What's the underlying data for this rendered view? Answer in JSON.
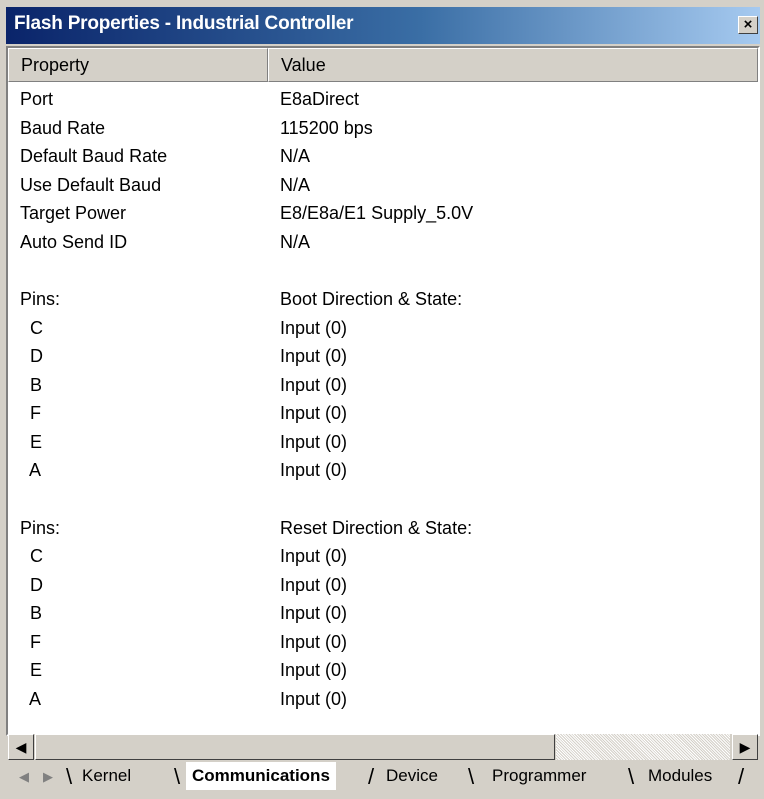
{
  "window": {
    "title": "Flash Properties - Industrial Controller",
    "close_symbol": "×"
  },
  "columns": {
    "property": "Property",
    "value": "Value"
  },
  "rows": [
    {
      "property": "Port",
      "value": "E8aDirect"
    },
    {
      "property": "Baud Rate",
      "value": "115200 bps"
    },
    {
      "property": "Default Baud Rate",
      "value": "N/A"
    },
    {
      "property": "Use Default Baud",
      "value": "N/A"
    },
    {
      "property": "Target Power",
      "value": "E8/E8a/E1 Supply_5.0V"
    },
    {
      "property": "Auto Send ID",
      "value": "N/A"
    },
    {
      "property": "",
      "value": ""
    },
    {
      "property": "Pins:",
      "value": "Boot Direction & State:"
    },
    {
      "property": "  C",
      "value": "Input (0)"
    },
    {
      "property": "  D",
      "value": "Input (0)"
    },
    {
      "property": "  B",
      "value": "Input (0)"
    },
    {
      "property": "  F",
      "value": "Input (0)"
    },
    {
      "property": "  E",
      "value": "Input (0)"
    },
    {
      "property": "  A",
      "value": "Input (0)"
    },
    {
      "property": "",
      "value": ""
    },
    {
      "property": "Pins:",
      "value": "Reset Direction & State:"
    },
    {
      "property": "  C",
      "value": "Input (0)"
    },
    {
      "property": "  D",
      "value": "Input (0)"
    },
    {
      "property": "  B",
      "value": "Input (0)"
    },
    {
      "property": "  F",
      "value": "Input (0)"
    },
    {
      "property": "  E",
      "value": "Input (0)"
    },
    {
      "property": "  A",
      "value": "Input (0)"
    }
  ],
  "scrollbar": {
    "left_arrow": "◀",
    "right_arrow": "▶"
  },
  "tabs": {
    "nav_first": "◀",
    "nav_prev": "▶",
    "items": [
      {
        "label": "Kernel",
        "active": false
      },
      {
        "label": "Communications",
        "active": true
      },
      {
        "label": "Device",
        "active": false
      },
      {
        "label": "Programmer",
        "active": false
      },
      {
        "label": "Modules",
        "active": false
      }
    ]
  }
}
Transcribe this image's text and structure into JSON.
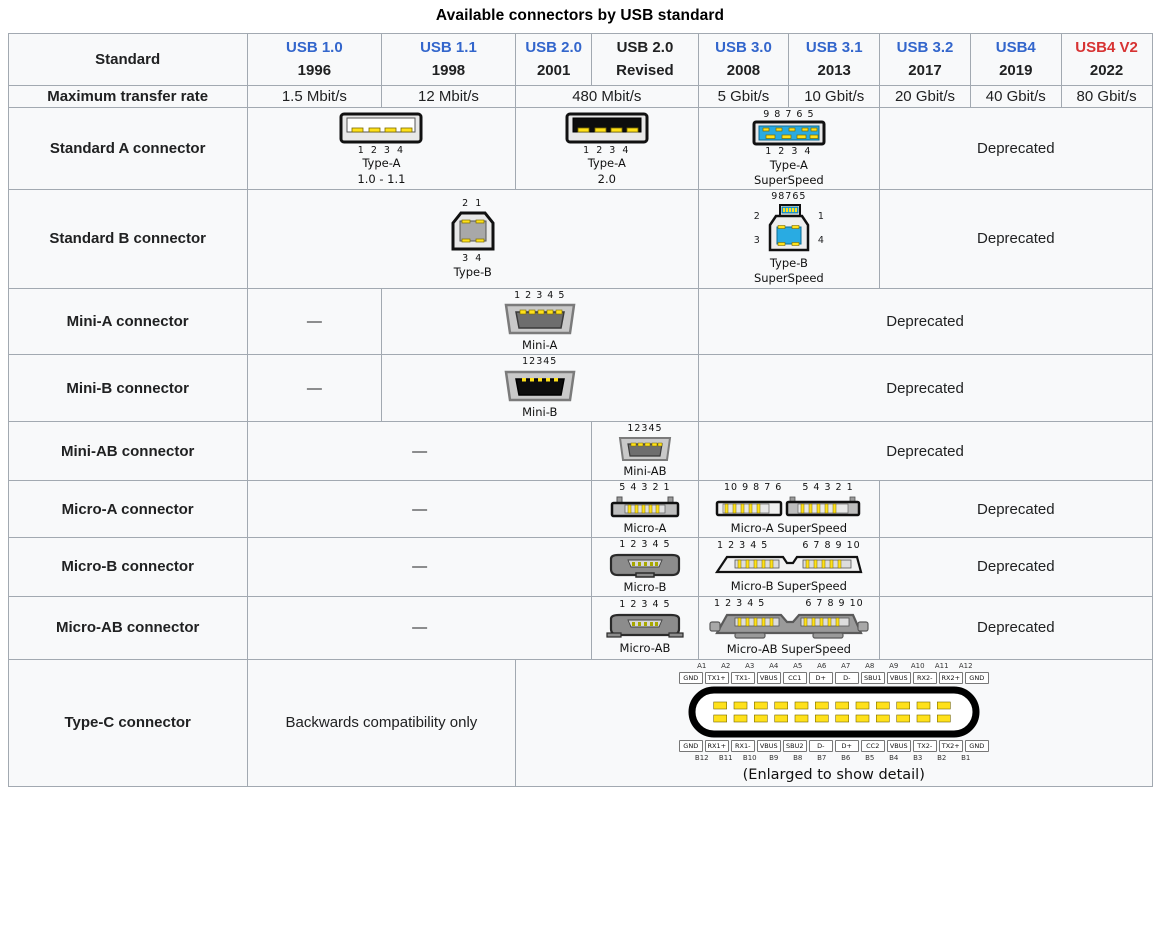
{
  "caption": "Available connectors by USB standard",
  "columns": [
    {
      "key": "standard",
      "label": "Standard"
    },
    {
      "version": "USB 1.0",
      "year": "1996",
      "color": "blue"
    },
    {
      "version": "USB 1.1",
      "year": "1998",
      "color": "blue"
    },
    {
      "version": "USB 2.0",
      "year": "2001",
      "color": "blue"
    },
    {
      "version": "USB 2.0",
      "year": "Revised",
      "color": "black"
    },
    {
      "version": "USB 3.0",
      "year": "2008",
      "color": "blue"
    },
    {
      "version": "USB 3.1",
      "year": "2013",
      "color": "blue"
    },
    {
      "version": "USB 3.2",
      "year": "2017",
      "color": "blue"
    },
    {
      "version": "USB4",
      "year": "2019",
      "color": "blue"
    },
    {
      "version": "USB4 V2",
      "year": "2022",
      "color": "red"
    }
  ],
  "colors": {
    "link_blue": "#3366cc",
    "link_red": "#d73333",
    "header_bg": "#eaecf0",
    "cell_bg": "#f8f9fa",
    "border": "#a2a9b1",
    "pin_yellow": "#ffe11a",
    "superspeed_blue": "#29abe2",
    "body_gray": "#808080",
    "dark_gray": "#6e6e6e"
  },
  "rows": {
    "transfer_rate": {
      "label": "Maximum transfer rate",
      "values": [
        "1.5 Mbit/s",
        "12 Mbit/s",
        "480 Mbit/s",
        "5 Gbit/s",
        "10 Gbit/s",
        "20 Gbit/s",
        "40 Gbit/s",
        "80 Gbit/s"
      ]
    },
    "standard_a": {
      "label": "Standard A connector",
      "fig1": {
        "pins_bottom": "1  2  3  4",
        "cap1": "Type-A",
        "cap2": "1.0 - 1.1"
      },
      "fig2": {
        "pins_bottom": "1  2  3  4",
        "cap1": "Type-A",
        "cap2": "2.0"
      },
      "fig3": {
        "pins_top": "9  8  7  6  5",
        "pins_bottom": "1   2   3   4",
        "cap1": "Type-A",
        "cap2": "SuperSpeed"
      },
      "deprecated": "Deprecated"
    },
    "standard_b": {
      "label": "Standard B connector",
      "fig1": {
        "pins_top": "2  1",
        "pins_bottom": "3  4",
        "cap1": "Type-B"
      },
      "fig2": {
        "pins_top": "98765",
        "left_top": "2",
        "left_bottom": "3",
        "right_top": "1",
        "right_bottom": "4",
        "cap1": "Type-B",
        "cap2": "SuperSpeed"
      },
      "deprecated": "Deprecated"
    },
    "mini_a": {
      "label": "Mini-A connector",
      "dash": "—",
      "fig": {
        "pins_top": "1 2 3 4 5",
        "cap1": "Mini-A"
      },
      "deprecated": "Deprecated"
    },
    "mini_b": {
      "label": "Mini-B connector",
      "dash": "—",
      "fig": {
        "pins_top": "12345",
        "cap1": "Mini-B"
      },
      "deprecated": "Deprecated"
    },
    "mini_ab": {
      "label": "Mini-AB connector",
      "dash": "—",
      "fig": {
        "pins_top": "12345",
        "cap1": "Mini-AB"
      },
      "deprecated": "Deprecated"
    },
    "micro_a": {
      "label": "Micro-A connector",
      "dash": "—",
      "fig": {
        "pins_top": "5 4 3 2 1",
        "cap1": "Micro-A"
      },
      "fig_ss": {
        "pins_left": "10 9 8 7 6",
        "pins_right": "5 4 3 2 1",
        "cap1": "Micro-A SuperSpeed"
      },
      "deprecated": "Deprecated"
    },
    "micro_b": {
      "label": "Micro-B connector",
      "dash": "—",
      "fig": {
        "pins_top": "1 2 3 4 5",
        "cap1": "Micro-B"
      },
      "fig_ss": {
        "pins_left": "1 2 3 4 5",
        "pins_right": "6 7 8 9 10",
        "cap1": "Micro-B SuperSpeed"
      },
      "deprecated": "Deprecated"
    },
    "micro_ab": {
      "label": "Micro-AB connector",
      "dash": "—",
      "fig": {
        "pins_top": "1 2 3 4 5",
        "cap1": "Micro-AB"
      },
      "fig_ss": {
        "pins_left": "1 2 3 4 5",
        "pins_right": "6 7 8 9 10",
        "cap1": "Micro-AB SuperSpeed"
      },
      "deprecated": "Deprecated"
    },
    "type_c": {
      "label": "Type-C connector",
      "backwards": "Backwards compatibility only",
      "note": "(Enlarged to show detail)",
      "top_pin_ids": [
        "A1",
        "A2",
        "A3",
        "A4",
        "A5",
        "A6",
        "A7",
        "A8",
        "A9",
        "A10",
        "A11",
        "A12"
      ],
      "top_pin_names": [
        "GND",
        "TX1+",
        "TX1-",
        "VBUS",
        "CC1",
        "D+",
        "D-",
        "SBU1",
        "VBUS",
        "RX2-",
        "RX2+",
        "GND"
      ],
      "bottom_pin_names": [
        "GND",
        "RX1+",
        "RX1-",
        "VBUS",
        "SBU2",
        "D-",
        "D+",
        "CC2",
        "VBUS",
        "TX2-",
        "TX2+",
        "GND"
      ],
      "bottom_pin_ids": [
        "B12",
        "B11",
        "B10",
        "B9",
        "B8",
        "B7",
        "B6",
        "B5",
        "B4",
        "B3",
        "B2",
        "B1"
      ]
    }
  }
}
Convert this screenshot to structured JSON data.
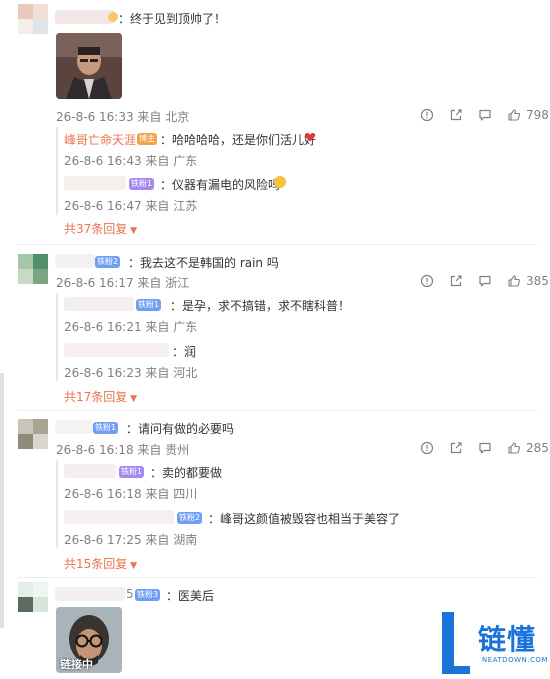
{
  "comments": [
    {
      "text": "：终于见到顶帅了！",
      "image_caption": "",
      "time_loc": "26-8-6 16:33 来自 北京",
      "likes": "798",
      "replies": [
        {
          "name": "峰哥亡命天涯",
          "badge": "博主",
          "text": "：哈哈哈哈，还是你们活儿好",
          "time_loc": "26-8-6 16:43 来自 广东"
        },
        {
          "name": "",
          "badge": "铁粉1",
          "text": "：仪器有漏电的风险吗",
          "time_loc": "26-8-6 16:47 来自 江苏"
        }
      ],
      "more": "共37条回复"
    },
    {
      "text": "：我去这不是韩国的 rain 吗",
      "badge": "铁粉2",
      "time_loc": "26-8-6 16:17 来自 浙江",
      "likes": "385",
      "replies": [
        {
          "badge": "铁粉1",
          "text": "：是孕，求不搞错，求不瞎科普！",
          "time_loc": "26-8-6 16:21 来自 广东"
        },
        {
          "text": "：润",
          "time_loc": "26-8-6 16:23 来自 河北"
        }
      ],
      "more": "共17条回复"
    },
    {
      "text": "：请问有做的必要吗",
      "badge": "铁粉1",
      "time_loc": "26-8-6 16:18 来自 贵州",
      "likes": "285",
      "replies": [
        {
          "badge": "铁粉1",
          "text": "：卖的都要做",
          "time_loc": "26-8-6 16:18 来自 四川"
        },
        {
          "badge": "铁粉2",
          "text": "：峰哥这颜值被毁容也相当于美容了",
          "time_loc": "26-8-6 17:25 来自 湖南"
        }
      ],
      "more": "共15条回复"
    },
    {
      "text": "：医美后",
      "name_suffix": "5",
      "badge": "铁粉3",
      "image_caption": "链接中"
    }
  ],
  "watermark": {
    "brand": "链懂",
    "site": "NEATDOWN.COM",
    "letter": "L"
  },
  "colors": {
    "accent": "#eb7350",
    "meta": "#808080",
    "badge_blue": "#6f9ef5",
    "badge_purple": "#a48af0",
    "badge_orange": "#f5a04a",
    "brand_blue": "#1a73d9"
  },
  "icons": [
    "report-icon",
    "share-icon",
    "comment-icon",
    "like-icon",
    "heart-icon",
    "chevron-down-icon"
  ]
}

########

# AIM
Do not copy pictures. Restate exactly the lines from the one containing "Convert this screenshot" through the last line of the records.

# THE RESULT
Convert this screenshot to structured JSON data.
{
  "comments": [
    {
      "text": "：终于见到顶帅了！",
      "image_caption": "",
      "time_loc": "26-8-6 16:33 来自 北京",
      "likes": "798",
      "replies": [
        {
          "name": "峰哥亡命天涯",
          "badge": "博主",
          "text": "：哈哈哈哈，还是你们活儿好",
          "time_loc": "26-8-6 16:43 来自 广东"
        },
        {
          "name": "",
          "badge": "铁粉1",
          "text": "：仪器有漏电的风险吗",
          "time_loc": "26-8-6 16:47 来自 江苏"
        }
      ],
      "more": "共37条回复"
    },
    {
      "text": "：我去这不是韩国的 rain 吗",
      "badge": "铁粉2",
      "time_loc": "26-8-6 16:17 来自 浙江",
      "likes": "385",
      "replies": [
        {
          "badge": "铁粉1",
          "text": "：是孕，求不搞错，求不瞎科普！",
          "time_loc": "26-8-6 16:21 来自 广东"
        },
        {
          "text": "：润",
          "time_loc": "26-8-6 16:23 来自 河北"
        }
      ],
      "more": "共17条回复"
    },
    {
      "text": "：请问有做的必要吗",
      "badge": "铁粉1",
      "time_loc": "26-8-6 16:18 来自 贵州",
      "likes": "285",
      "replies": [
        {
          "badge": "铁粉1",
          "text": "：卖的都要做",
          "time_loc": "26-8-6 16:18 来自 四川"
        },
        {
          "badge": "铁粉2",
          "text": "：峰哥这颜值被毁容也相当于美容了",
          "time_loc": "26-8-6 17:25 来自 湖南"
        }
      ],
      "more": "共15条回复"
    },
    {
      "text": "：医美后",
      "name_suffix": "5",
      "badge": "铁粉3",
      "image_caption": "链接中"
    }
  ],
  "watermark": {
    "brand": "链懂",
    "site": "NEATDOWN.COM",
    "letter": "L"
  },
  "colors": {
    "accent": "#eb7350",
    "meta": "#808080",
    "badge_blue": "#6f9ef5",
    "badge_purple": "#a48af0",
    "badge_orange": "#f5a04a",
    "brand_blue": "#1a73d9"
  },
  "icons": [
    "report-icon",
    "share-icon",
    "comment-icon",
    "like-icon",
    "heart-icon",
    "chevron-down-icon"
  ]
}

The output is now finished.